**OBJECTIVE:**
Filter the records below and copy every line containing the word "xlabel".

* Begin MATERIAL PROVIDED *

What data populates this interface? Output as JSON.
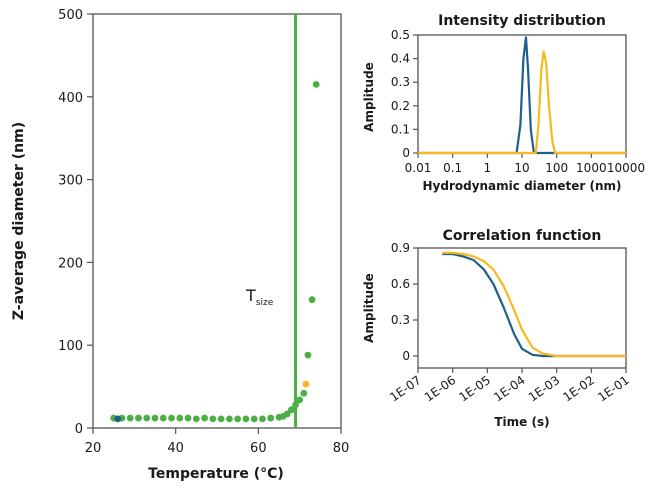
{
  "colors": {
    "green": "#4caf43",
    "blue": "#1f5f8b",
    "yellow": "#f8b91f",
    "axis": "#555555"
  },
  "chart_data": [
    {
      "id": "main",
      "type": "scatter",
      "xlabel": "Temperature (°C)",
      "ylabel": "Z-average diameter (nm)",
      "xlim": [
        20,
        80
      ],
      "ylim": [
        0,
        500
      ],
      "xticks": [
        "20",
        "40",
        "60",
        "80"
      ],
      "yticks": [
        "0",
        "100",
        "200",
        "300",
        "400",
        "500"
      ],
      "annotation": {
        "label": "T",
        "subscript": "size",
        "x_value": 69
      },
      "series": [
        {
          "color": "green",
          "points": [
            [
              25,
              12
            ],
            [
              27,
              12
            ],
            [
              29,
              12
            ],
            [
              31,
              12
            ],
            [
              33,
              12
            ],
            [
              35,
              12
            ],
            [
              37,
              12
            ],
            [
              39,
              12
            ],
            [
              41,
              12
            ],
            [
              43,
              12
            ],
            [
              45,
              11
            ],
            [
              47,
              12
            ],
            [
              49,
              11
            ],
            [
              51,
              11
            ],
            [
              53,
              11
            ],
            [
              55,
              11
            ],
            [
              57,
              11
            ],
            [
              59,
              11
            ],
            [
              61,
              11
            ],
            [
              63,
              12
            ],
            [
              65,
              13
            ],
            [
              66,
              14
            ],
            [
              67,
              17
            ],
            [
              68,
              22
            ],
            [
              69,
              28
            ],
            [
              70,
              34
            ],
            [
              71,
              42
            ],
            [
              72,
              88
            ],
            [
              73,
              155
            ],
            [
              74,
              415
            ]
          ]
        },
        {
          "color": "blue",
          "points": [
            [
              26,
              11
            ]
          ]
        },
        {
          "color": "yellow",
          "points": [
            [
              71.5,
              53
            ]
          ]
        }
      ]
    },
    {
      "id": "intensity",
      "type": "line",
      "title": "Intensity distribution",
      "xlabel": "Hydrodynamic diameter (nm)",
      "ylabel": "Amplitude",
      "x_scale": "log",
      "xlim": [
        0.01,
        10000
      ],
      "ylim": [
        0,
        0.5
      ],
      "xticks": [
        "0.01",
        "0.1",
        "1",
        "10",
        "100",
        "1000",
        "10000"
      ],
      "yticks": [
        "0",
        "0.1",
        "0.2",
        "0.3",
        "0.4",
        "0.5"
      ],
      "series": [
        {
          "color": "blue",
          "x": [
            0.01,
            7,
            9,
            11,
            13,
            15,
            18,
            22,
            10000
          ],
          "y": [
            0,
            0,
            0.12,
            0.4,
            0.49,
            0.35,
            0.1,
            0,
            0
          ]
        },
        {
          "color": "yellow",
          "x": [
            0.01,
            25,
            30,
            36,
            42,
            50,
            60,
            75,
            90,
            10000
          ],
          "y": [
            0,
            0,
            0.12,
            0.35,
            0.43,
            0.38,
            0.2,
            0.05,
            0,
            0
          ]
        }
      ]
    },
    {
      "id": "correlation",
      "type": "line",
      "title": "Correlation function",
      "xlabel": "Time (s)",
      "ylabel": "Amplitude",
      "x_scale": "log",
      "xlim": [
        1e-07,
        0.1
      ],
      "ylim": [
        -0.1,
        0.9
      ],
      "xticks": [
        "1E-07",
        "1E-06",
        "1E-05",
        "1E-04",
        "1E-03",
        "1E-02",
        "1E-01"
      ],
      "yticks": [
        "0",
        "0.3",
        "0.6",
        "0.9"
      ],
      "series": [
        {
          "color": "blue",
          "x": [
            5e-07,
            1e-06,
            2e-06,
            4e-06,
            8e-06,
            1.5e-05,
            3e-05,
            6e-05,
            0.0001,
            0.0002,
            0.0004,
            0.001,
            0.01,
            0.1
          ],
          "y": [
            0.85,
            0.85,
            0.83,
            0.8,
            0.72,
            0.6,
            0.4,
            0.18,
            0.06,
            0.01,
            0.0,
            0.0,
            0.0,
            0.0
          ]
        },
        {
          "color": "yellow",
          "x": [
            5e-07,
            1e-06,
            2e-06,
            4e-06,
            8e-06,
            1.5e-05,
            3e-05,
            6e-05,
            0.0001,
            0.0002,
            0.0004,
            0.001,
            0.01,
            0.1
          ],
          "y": [
            0.86,
            0.86,
            0.85,
            0.83,
            0.79,
            0.72,
            0.58,
            0.38,
            0.22,
            0.07,
            0.02,
            0.0,
            0.0,
            0.0
          ]
        }
      ]
    }
  ]
}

* End MATERIAL PROVIDED *

**RIGHT ANSWER:**
      "xlabel": "Temperature (°C)",
      "xlabel": "Hydrodynamic diameter (nm)",
      "xlabel": "Time (s)",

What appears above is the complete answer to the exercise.